§ Exercise:
Check each line of the records below for the word "Skład" and copy those where it appears.
-- start Dataset excerpts --
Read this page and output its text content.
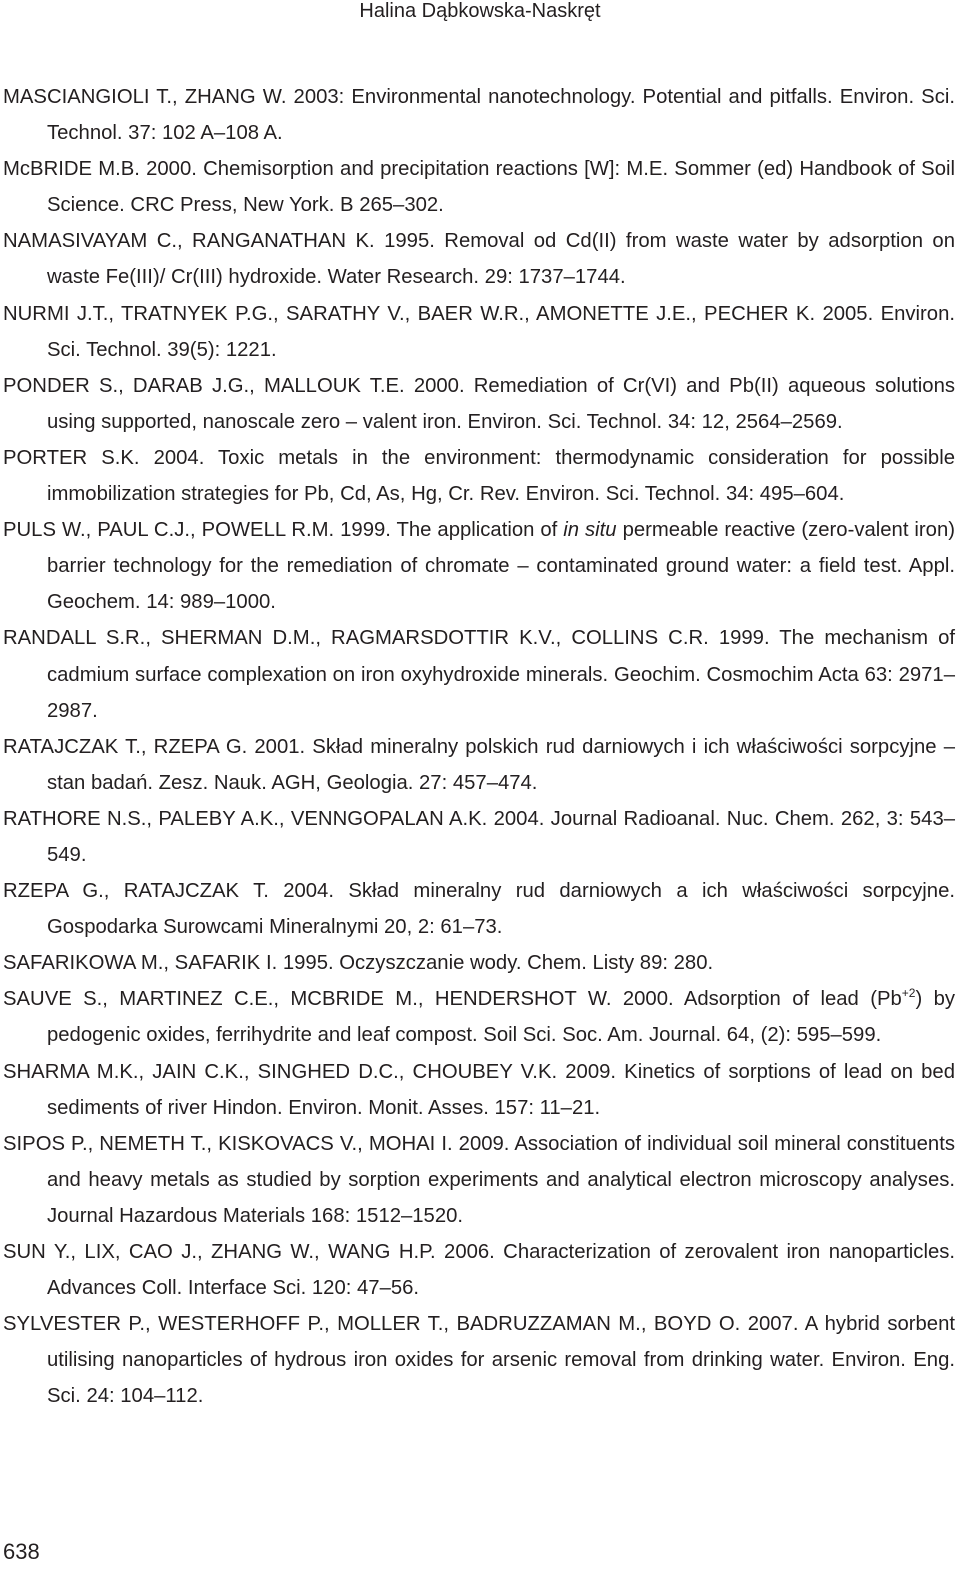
Halina Dąbkowska-Naskręt

MASCIANGIOLI T., ZHANG W. 2003: Environmental nanotechnology. Potential and pitfalls. Environ. Sci. Technol. 37: 102 A–108 A.

McBRIDE M.B. 2000. Chemisorption and precipitation reactions [W]: M.E. Sommer (ed) Handbook of Soil Science. CRC Press, New York. B 265–302.

NAMASIVAYAM C., RANGANATHAN K. 1995. Removal od Cd(II) from waste water by adsorption on waste Fe(III)/ Cr(III) hydroxide. Water Research. 29: 1737–1744.

NURMI J.T., TRATNYEK P.G., SARATHY V., BAER W.R., AMONETTE J.E., PECHER K. 2005. Environ. Sci. Technol. 39(5): 1221.

PONDER S., DARAB J.G., MALLOUK T.E. 2000. Remediation of Cr(VI) and Pb(II) aqueous solutions using supported, nanoscale zero – valent iron. Environ. Sci. Technol. 34: 12, 2564–2569.

PORTER S.K. 2004. Toxic metals in the environment: thermodynamic consideration for possible immobilization strategies for Pb, Cd, As, Hg, Cr. Rev. Environ. Sci. Technol. 34: 495–604.

PULS W., PAUL C.J., POWELL R.M. 1999. The application of in situ permeable reactive (zero-valent iron) barrier technology for the remediation of chromate – contaminated ground water: a field test. Appl. Geochem. 14: 989–1000.

RANDALL S.R., SHERMAN D.M., RAGMARSDOTTIR K.V., COLLINS C.R. 1999. The mechanism of cadmium surface complexation on iron oxyhydroxide minerals. Geochim. Cosmochim Acta 63: 2971–2987.

RATAJCZAK T., RZEPA G. 2001. Skład mineralny polskich rud darniowych i ich właściwości sorpcyjne – stan badań. Zesz. Nauk. AGH, Geologia. 27: 457–474.

RATHORE N.S., PALEBY A.K., VENNGOPALAN A.K. 2004. Journal Radioanal. Nuc. Chem. 262, 3: 543–549.

RZEPA G., RATAJCZAK T. 2004. Skład mineralny rud darniowych a ich właściwości sorpcyjne. Gospodarka Surowcami Mineralnymi 20, 2: 61–73.

SAFARIKOWA M., SAFARIK I. 1995. Oczyszczanie wody. Chem. Listy 89: 280.

SAUVE S., MARTINEZ C.E., MCBRIDE M., HENDERSHOT W. 2000. Adsorption of lead $(Pb^{+2})$ by pedogenic oxides, ferrihydrite and leaf compost. Soil Sci. Soc. Am. Journal. 64, (2): 595–599.

SHARMA M.K., JAIN C.K., SINGHED D.C., CHOUBEY V.K. 2009. Kinetics of sorptions of lead on bed sediments of river Hindon. Environ. Monit. Asses. 157: 11–21.

SIPOS P., NEMETH T., KISKOVACS V., MOHAI I. 2009. Association of individual soil mineral constituents and heavy metals as studied by sorption experiments and analytical electron microscopy analyses. Journal Hazardous Materials 168: 1512–1520.

SUN Y., LIX, CAO J., ZHANG W., WANG H.P. 2006. Characterization of zerovalent iron nanoparticles. Advances Coll. Interface Sci. 120: 47–56.

SYLVESTER P., WESTERHOFF P., MOLLER T., BADRUZZAMAN M., BOYD O. 2007. A hybrid sorbent utilising nanoparticles of hydrous iron oxides for arsenic removal from drinking water. Environ. Eng. Sci. 24: 104–112.

638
-- end Dataset excerpts --
§ Correct result:
RATAJCZAK T., RZEPA G. 2001. Skład mineralny polskich rud darniowych i ich właściwości sorpcyjne – stan badań. Zesz. Nauk. AGH, Geologia. 27: 457–474.
RZEPA G., RATAJCZAK T. 2004. Skład mineralny rud darniowych a ich właściwości sorpcyjne. Gospodarka Surowcami Mineralnymi 20, 2: 61–73.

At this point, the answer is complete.